### To do:
Copy the data that follows exactly. Include no pictures.

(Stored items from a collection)
┄┄┄┄┄┄
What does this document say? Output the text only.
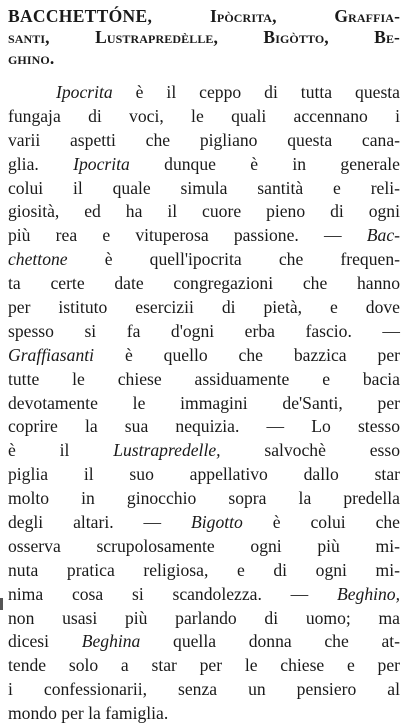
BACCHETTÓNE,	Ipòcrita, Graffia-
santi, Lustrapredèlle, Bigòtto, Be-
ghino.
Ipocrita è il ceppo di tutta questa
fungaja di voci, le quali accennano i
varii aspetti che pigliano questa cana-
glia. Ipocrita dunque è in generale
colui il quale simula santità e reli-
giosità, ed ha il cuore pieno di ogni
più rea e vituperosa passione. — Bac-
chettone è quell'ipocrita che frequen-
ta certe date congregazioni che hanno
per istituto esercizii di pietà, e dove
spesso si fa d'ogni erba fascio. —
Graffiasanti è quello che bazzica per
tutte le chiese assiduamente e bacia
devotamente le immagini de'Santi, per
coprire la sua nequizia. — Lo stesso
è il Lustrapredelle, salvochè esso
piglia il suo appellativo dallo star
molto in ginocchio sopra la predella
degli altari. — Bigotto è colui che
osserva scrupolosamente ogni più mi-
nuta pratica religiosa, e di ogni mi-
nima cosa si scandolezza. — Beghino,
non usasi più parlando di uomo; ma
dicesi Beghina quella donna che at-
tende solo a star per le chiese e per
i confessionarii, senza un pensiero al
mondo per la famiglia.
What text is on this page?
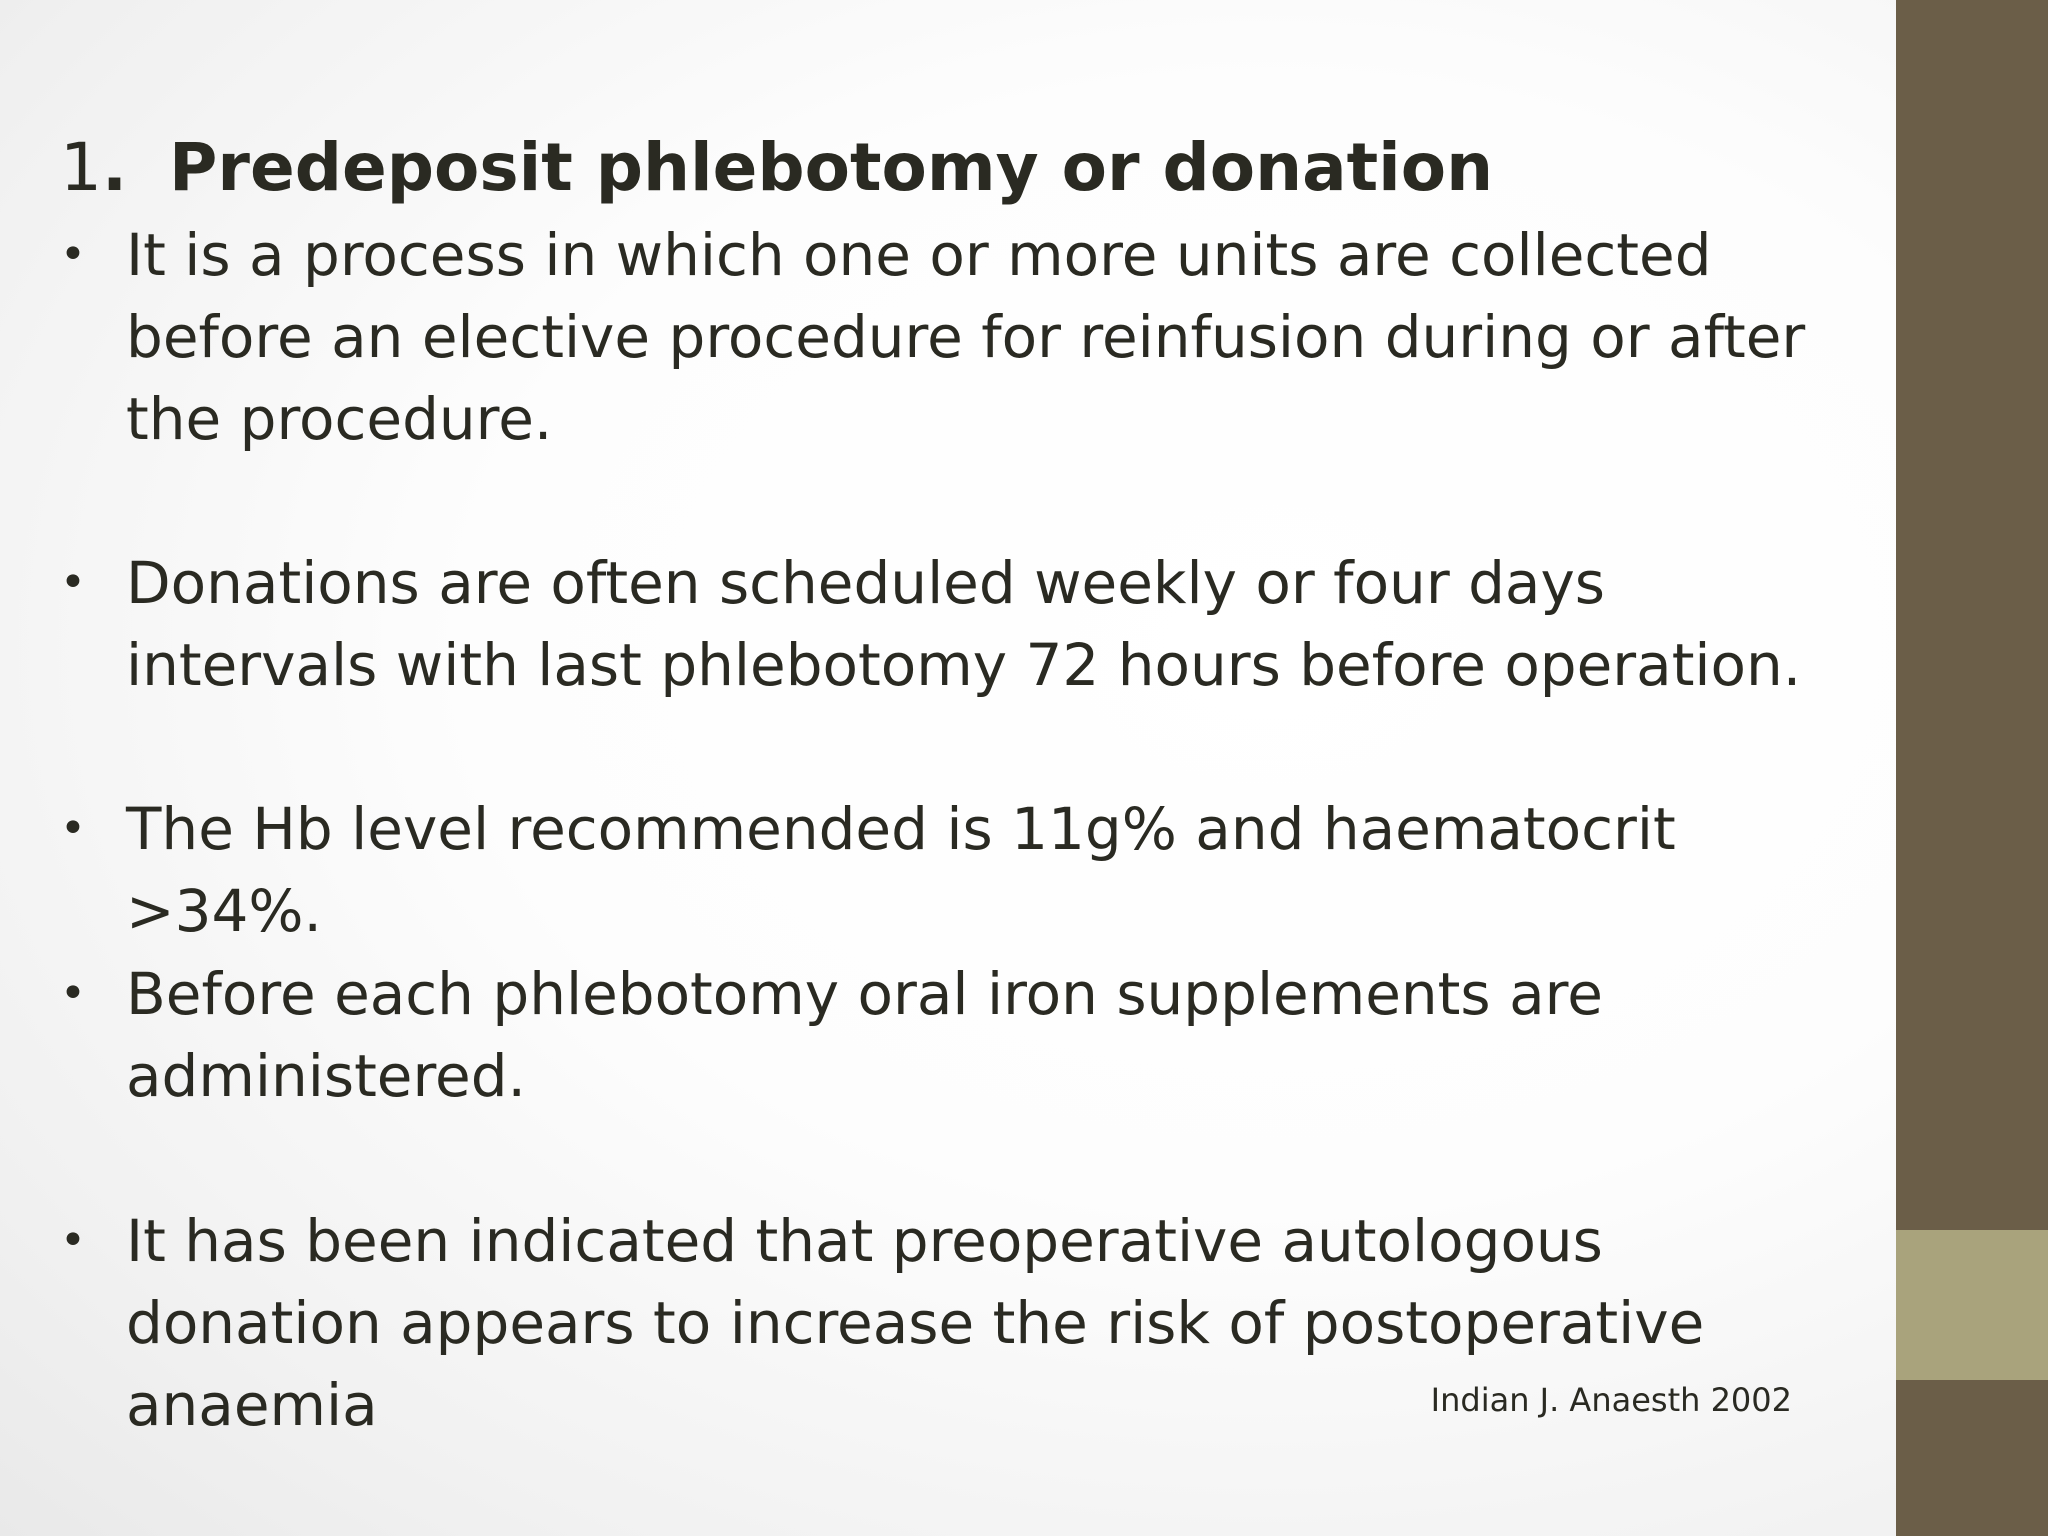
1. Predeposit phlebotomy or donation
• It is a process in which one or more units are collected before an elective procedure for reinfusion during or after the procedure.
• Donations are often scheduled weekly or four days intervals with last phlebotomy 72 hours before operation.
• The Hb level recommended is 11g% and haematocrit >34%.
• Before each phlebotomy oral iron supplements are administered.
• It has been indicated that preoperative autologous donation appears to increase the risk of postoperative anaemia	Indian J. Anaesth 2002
┄┄┄┄┄┄
### The result:
What does this document say? Output the text only.
BACCHETTÓNE,	Ipòcrita, Graffia-
santi, Lustrapredèlle, Bigòtto, Be-
ghino.
Ipocrita è il ceppo di tutta questa
fungaja di voci, le quali accennano i
varii aspetti che pigliano questa cana-
glia. Ipocrita dunque è in generale
colui il quale simula santità e reli-
giosità, ed ha il cuore pieno di ogni
più rea e vituperosa passione. — Bac-
chettone è quell'ipocrita che frequen-
ta certe date congregazioni che hanno
per istituto esercizii di pietà, e dove
spesso si fa d'ogni erba fascio. —
Graffiasanti è quello che bazzica per
tutte le chiese assiduamente e bacia
devotamente le immagini de'Santi, per
coprire la sua nequizia. — Lo stesso
è il Lustrapredelle, salvochè esso
piglia il suo appellativo dallo star
molto in ginocchio sopra la predella
degli altari. — Bigotto è colui che
osserva scrupolosamente ogni più mi-
nuta pratica religiosa, e di ogni mi-
nima cosa si scandolezza. — Beghino,
non usasi più parlando di uomo; ma
dicesi Beghina quella donna che at-
tende solo a star per le chiese e per
i confessionarii, senza un pensiero al
mondo per la famiglia.
What text is on this page?
1. Predeposit phlebotomy or donation
• It is a process in which one or more units are collected before an elective procedure for reinfusion during or after the procedure.
• Donations are often scheduled weekly or four days intervals with last phlebotomy 72 hours before operation.
• The Hb level recommended is 11g% and haematocrit >34%.
• Before each phlebotomy oral iron supplements are administered.
• It has been indicated that preoperative autologous donation appears to increase the risk of postoperative anaemia	Indian J. Anaesth 2002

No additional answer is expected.